For the listing below, give the number of lines in which "without" occurs. Add nothing.
>>>>>
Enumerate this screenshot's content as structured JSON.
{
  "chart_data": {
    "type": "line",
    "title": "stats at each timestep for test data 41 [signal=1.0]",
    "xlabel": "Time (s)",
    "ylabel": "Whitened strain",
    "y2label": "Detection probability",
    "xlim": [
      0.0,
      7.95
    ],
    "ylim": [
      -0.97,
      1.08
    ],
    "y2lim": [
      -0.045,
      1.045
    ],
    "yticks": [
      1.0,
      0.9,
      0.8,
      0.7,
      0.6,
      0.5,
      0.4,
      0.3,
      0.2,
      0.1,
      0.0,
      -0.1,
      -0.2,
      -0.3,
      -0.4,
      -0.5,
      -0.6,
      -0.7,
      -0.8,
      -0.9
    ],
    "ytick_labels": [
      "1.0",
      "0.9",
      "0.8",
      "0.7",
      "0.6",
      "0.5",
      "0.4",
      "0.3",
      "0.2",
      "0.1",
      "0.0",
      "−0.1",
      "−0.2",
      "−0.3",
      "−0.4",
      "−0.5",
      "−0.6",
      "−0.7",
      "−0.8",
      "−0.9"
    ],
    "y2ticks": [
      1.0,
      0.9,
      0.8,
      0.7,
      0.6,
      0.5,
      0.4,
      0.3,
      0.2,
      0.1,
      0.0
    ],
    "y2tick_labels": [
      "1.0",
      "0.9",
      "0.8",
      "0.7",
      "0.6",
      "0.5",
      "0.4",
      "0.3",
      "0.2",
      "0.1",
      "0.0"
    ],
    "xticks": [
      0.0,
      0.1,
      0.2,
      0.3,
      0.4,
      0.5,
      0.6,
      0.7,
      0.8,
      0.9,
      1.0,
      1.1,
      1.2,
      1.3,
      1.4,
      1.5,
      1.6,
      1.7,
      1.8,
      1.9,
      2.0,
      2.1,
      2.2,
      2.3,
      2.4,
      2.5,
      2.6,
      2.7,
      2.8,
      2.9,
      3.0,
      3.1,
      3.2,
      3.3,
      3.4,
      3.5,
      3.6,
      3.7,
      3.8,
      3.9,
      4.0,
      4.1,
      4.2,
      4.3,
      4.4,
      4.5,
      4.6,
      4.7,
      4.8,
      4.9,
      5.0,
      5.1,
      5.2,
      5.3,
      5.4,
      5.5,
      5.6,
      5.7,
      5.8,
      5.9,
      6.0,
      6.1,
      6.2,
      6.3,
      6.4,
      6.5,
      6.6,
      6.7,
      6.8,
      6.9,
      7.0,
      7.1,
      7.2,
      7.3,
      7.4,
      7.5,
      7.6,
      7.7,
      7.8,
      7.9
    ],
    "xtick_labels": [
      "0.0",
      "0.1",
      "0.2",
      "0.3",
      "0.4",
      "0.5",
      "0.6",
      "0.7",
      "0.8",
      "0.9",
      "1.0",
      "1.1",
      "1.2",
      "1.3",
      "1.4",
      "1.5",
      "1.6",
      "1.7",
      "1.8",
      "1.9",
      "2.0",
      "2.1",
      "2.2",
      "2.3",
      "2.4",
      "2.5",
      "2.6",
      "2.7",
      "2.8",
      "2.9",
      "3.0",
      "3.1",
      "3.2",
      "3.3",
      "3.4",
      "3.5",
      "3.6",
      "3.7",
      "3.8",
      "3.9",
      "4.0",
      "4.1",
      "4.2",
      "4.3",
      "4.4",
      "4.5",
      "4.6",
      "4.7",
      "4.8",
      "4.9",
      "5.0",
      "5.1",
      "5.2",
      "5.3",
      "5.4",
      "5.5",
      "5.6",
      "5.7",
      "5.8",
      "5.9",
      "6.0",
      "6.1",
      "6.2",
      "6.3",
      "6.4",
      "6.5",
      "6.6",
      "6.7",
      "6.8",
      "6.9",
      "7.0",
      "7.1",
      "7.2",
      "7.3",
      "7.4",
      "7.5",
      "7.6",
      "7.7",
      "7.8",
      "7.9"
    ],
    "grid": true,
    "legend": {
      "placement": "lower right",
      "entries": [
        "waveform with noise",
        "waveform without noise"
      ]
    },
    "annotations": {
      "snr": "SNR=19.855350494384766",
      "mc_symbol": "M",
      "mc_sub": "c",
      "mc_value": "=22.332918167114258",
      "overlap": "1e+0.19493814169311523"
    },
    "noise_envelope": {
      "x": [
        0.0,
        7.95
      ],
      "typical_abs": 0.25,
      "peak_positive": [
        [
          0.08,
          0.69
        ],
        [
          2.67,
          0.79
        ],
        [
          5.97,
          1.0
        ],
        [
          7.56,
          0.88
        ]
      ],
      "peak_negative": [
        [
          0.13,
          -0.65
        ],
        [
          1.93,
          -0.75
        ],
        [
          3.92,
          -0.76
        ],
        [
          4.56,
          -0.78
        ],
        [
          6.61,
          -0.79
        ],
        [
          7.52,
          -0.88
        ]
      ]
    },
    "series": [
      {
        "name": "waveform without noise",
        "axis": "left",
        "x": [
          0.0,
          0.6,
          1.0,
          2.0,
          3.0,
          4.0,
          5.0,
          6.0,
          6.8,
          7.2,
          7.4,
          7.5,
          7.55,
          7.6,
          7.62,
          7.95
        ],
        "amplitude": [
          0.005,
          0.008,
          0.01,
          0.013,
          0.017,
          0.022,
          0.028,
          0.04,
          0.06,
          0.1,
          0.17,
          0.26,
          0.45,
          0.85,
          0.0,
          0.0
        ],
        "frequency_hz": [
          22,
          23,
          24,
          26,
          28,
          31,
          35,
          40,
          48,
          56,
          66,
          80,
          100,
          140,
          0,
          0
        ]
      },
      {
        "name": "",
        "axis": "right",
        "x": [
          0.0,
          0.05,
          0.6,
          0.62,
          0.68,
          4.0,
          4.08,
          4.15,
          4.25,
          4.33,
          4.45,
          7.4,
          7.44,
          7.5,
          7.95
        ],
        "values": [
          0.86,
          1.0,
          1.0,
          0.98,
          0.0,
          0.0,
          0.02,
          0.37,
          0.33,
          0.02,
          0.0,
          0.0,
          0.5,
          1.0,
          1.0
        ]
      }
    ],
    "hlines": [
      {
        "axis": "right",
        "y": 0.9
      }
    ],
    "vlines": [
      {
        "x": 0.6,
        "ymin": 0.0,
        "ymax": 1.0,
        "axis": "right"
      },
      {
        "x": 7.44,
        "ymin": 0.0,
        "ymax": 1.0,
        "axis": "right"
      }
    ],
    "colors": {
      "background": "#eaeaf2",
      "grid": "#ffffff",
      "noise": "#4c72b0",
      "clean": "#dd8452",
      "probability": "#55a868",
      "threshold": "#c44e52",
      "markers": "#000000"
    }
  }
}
<<<<<
- **Solution for this exercise**
2